* start EXERCISE MATERIALS *

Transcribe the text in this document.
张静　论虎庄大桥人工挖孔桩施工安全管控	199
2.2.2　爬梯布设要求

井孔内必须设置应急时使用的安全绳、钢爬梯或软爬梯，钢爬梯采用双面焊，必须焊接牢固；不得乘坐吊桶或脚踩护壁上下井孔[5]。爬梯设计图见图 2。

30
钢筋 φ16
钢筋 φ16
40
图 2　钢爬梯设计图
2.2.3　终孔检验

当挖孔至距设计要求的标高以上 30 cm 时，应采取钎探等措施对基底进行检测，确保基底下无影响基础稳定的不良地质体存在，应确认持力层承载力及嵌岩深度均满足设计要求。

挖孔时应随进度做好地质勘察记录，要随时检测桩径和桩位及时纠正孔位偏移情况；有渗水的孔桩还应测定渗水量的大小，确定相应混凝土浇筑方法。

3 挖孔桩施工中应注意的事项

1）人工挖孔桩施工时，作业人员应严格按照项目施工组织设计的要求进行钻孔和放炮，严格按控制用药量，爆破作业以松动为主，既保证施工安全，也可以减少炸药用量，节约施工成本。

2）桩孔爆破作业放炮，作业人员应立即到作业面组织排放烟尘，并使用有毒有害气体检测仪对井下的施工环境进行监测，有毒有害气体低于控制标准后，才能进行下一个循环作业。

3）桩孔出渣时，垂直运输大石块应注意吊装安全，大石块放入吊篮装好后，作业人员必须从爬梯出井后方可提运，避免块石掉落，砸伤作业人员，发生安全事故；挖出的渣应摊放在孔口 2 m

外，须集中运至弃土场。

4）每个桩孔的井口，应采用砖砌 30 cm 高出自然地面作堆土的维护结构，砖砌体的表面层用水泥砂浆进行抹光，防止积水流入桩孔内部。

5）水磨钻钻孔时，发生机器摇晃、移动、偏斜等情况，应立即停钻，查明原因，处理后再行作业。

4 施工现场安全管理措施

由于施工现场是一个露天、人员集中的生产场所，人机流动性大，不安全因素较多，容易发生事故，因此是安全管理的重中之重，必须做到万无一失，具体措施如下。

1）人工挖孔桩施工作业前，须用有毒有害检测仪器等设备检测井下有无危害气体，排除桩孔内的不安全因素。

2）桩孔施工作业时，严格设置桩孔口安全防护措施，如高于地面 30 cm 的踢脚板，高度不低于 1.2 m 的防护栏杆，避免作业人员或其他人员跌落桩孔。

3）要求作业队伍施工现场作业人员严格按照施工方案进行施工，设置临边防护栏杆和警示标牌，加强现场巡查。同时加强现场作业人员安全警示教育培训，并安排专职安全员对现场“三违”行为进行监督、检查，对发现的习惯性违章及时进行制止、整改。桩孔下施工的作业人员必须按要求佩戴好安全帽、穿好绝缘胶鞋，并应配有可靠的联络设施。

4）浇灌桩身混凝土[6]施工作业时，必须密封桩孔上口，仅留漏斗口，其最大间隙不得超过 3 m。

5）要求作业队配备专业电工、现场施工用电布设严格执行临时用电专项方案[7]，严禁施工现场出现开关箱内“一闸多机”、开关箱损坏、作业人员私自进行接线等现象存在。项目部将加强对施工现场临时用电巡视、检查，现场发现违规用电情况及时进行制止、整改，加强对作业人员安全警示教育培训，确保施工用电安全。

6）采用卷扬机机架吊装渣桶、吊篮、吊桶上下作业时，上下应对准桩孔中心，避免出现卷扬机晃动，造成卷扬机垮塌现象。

* end EXERCISE MATERIALS *

REQUIRED WORK: Repeat all the records. Match each line exactly.

FINAL RESULT:
Transcribe the text in this document.
张静　论虎庄大桥人工挖孔桩施工安全管控	199
2.2.2　爬梯布设要求

井孔内必须设置应急时使用的安全绳、钢爬梯或软爬梯，钢爬梯采用双面焊，必须焊接牢固；不得乘坐吊桶或脚踩护壁上下井孔[5]。爬梯设计图见图 2。

30
钢筋 φ16
钢筋 φ16
40
图 2　钢爬梯设计图
2.2.3　终孔检验

当挖孔至距设计要求的标高以上 30 cm 时，应采取钎探等措施对基底进行检测，确保基底下无影响基础稳定的不良地质体存在，应确认持力层承载力及嵌岩深度均满足设计要求。

挖孔时应随进度做好地质勘察记录，要随时检测桩径和桩位及时纠正孔位偏移情况；有渗水的孔桩还应测定渗水量的大小，确定相应混凝土浇筑方法。

3 挖孔桩施工中应注意的事项

1）人工挖孔桩施工时，作业人员应严格按照项目施工组织设计的要求进行钻孔和放炮，严格按控制用药量，爆破作业以松动为主，既保证施工安全，也可以减少炸药用量，节约施工成本。

2）桩孔爆破作业放炮，作业人员应立即到作业面组织排放烟尘，并使用有毒有害气体检测仪对井下的施工环境进行监测，有毒有害气体低于控制标准后，才能进行下一个循环作业。

3）桩孔出渣时，垂直运输大石块应注意吊装安全，大石块放入吊篮装好后，作业人员必须从爬梯出井后方可提运，避免块石掉落，砸伤作业人员，发生安全事故；挖出的渣应摊放在孔口 2 m

外，须集中运至弃土场。

4）每个桩孔的井口，应采用砖砌 30 cm 高出自然地面作堆土的维护结构，砖砌体的表面层用水泥砂浆进行抹光，防止积水流入桩孔内部。

5）水磨钻钻孔时，发生机器摇晃、移动、偏斜等情况，应立即停钻，查明原因，处理后再行作业。

4 施工现场安全管理措施

由于施工现场是一个露天、人员集中的生产场所，人机流动性大，不安全因素较多，容易发生事故，因此是安全管理的重中之重，必须做到万无一失，具体措施如下。

1）人工挖孔桩施工作业前，须用有毒有害检测仪器等设备检测井下有无危害气体，排除桩孔内的不安全因素。

2）桩孔施工作业时，严格设置桩孔口安全防护措施，如高于地面 30 cm 的踢脚板，高度不低于 1.2 m 的防护栏杆，避免作业人员或其他人员跌落桩孔。

3）要求作业队伍施工现场作业人员严格按照施工方案进行施工，设置临边防护栏杆和警示标牌，加强现场巡查。同时加强现场作业人员安全警示教育培训，并安排专职安全员对现场“三违”行为进行监督、检查，对发现的习惯性违章及时进行制止、整改。桩孔下施工的作业人员必须按要求佩戴好安全帽、穿好绝缘胶鞋，并应配有可靠的联络设施。

4）浇灌桩身混凝土[6]施工作业时，必须密封桩孔上口，仅留漏斗口，其最大间隙不得超过 3 m。

5）要求作业队配备专业电工、现场施工用电布设严格执行临时用电专项方案[7]，严禁施工现场出现开关箱内“一闸多机”、开关箱损坏、作业人员私自进行接线等现象存在。项目部将加强对施工现场临时用电巡视、检查，现场发现违规用电情况及时进行制止、整改，加强对作业人员安全警示教育培训，确保施工用电安全。

6）采用卷扬机机架吊装渣桶、吊篮、吊桶上下作业时，上下应对准桩孔中心，避免出现卷扬机晃动，造成卷扬机垮塌现象。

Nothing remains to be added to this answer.